> **Challenge**
Print every line of the listing exactly, please.

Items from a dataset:
....................

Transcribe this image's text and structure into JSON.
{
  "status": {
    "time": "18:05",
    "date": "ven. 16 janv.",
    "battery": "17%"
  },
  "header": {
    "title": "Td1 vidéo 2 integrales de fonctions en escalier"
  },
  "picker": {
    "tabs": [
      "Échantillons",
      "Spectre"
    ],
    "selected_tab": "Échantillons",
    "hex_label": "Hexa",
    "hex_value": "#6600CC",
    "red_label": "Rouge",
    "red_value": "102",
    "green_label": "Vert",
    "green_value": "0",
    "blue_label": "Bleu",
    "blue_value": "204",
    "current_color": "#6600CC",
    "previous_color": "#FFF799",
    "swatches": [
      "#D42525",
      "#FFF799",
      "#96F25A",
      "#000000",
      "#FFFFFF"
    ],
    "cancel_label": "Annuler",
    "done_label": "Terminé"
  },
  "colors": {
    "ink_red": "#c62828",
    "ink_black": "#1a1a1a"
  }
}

....................

> **Output**
Transcribe this image's text and structure into JSON.
{
  "status": {
    "time": "18:05",
    "date": "ven. 16 janv.",
    "battery": "17%"
  },
  "header": {
    "title": "Td1 vidéo 2 integrales de fonctions en escalier"
  },
  "picker": {
    "tabs": [
      "Échantillons",
      "Spectre"
    ],
    "selected_tab": "Échantillons",
    "hex_label": "Hexa",
    "hex_value": "#6600CC",
    "red_label": "Rouge",
    "red_value": "102",
    "green_label": "Vert",
    "green_value": "0",
    "blue_label": "Bleu",
    "blue_value": "204",
    "current_color": "#6600CC",
    "previous_color": "#FFF799",
    "swatches": [
      "#D42525",
      "#FFF799",
      "#96F25A",
      "#000000",
      "#FFFFFF"
    ],
    "cancel_label": "Annuler",
    "done_label": "Terminé"
  },
  "colors": {
    "ink_red": "#c62828",
    "ink_black": "#1a1a1a"
  }
}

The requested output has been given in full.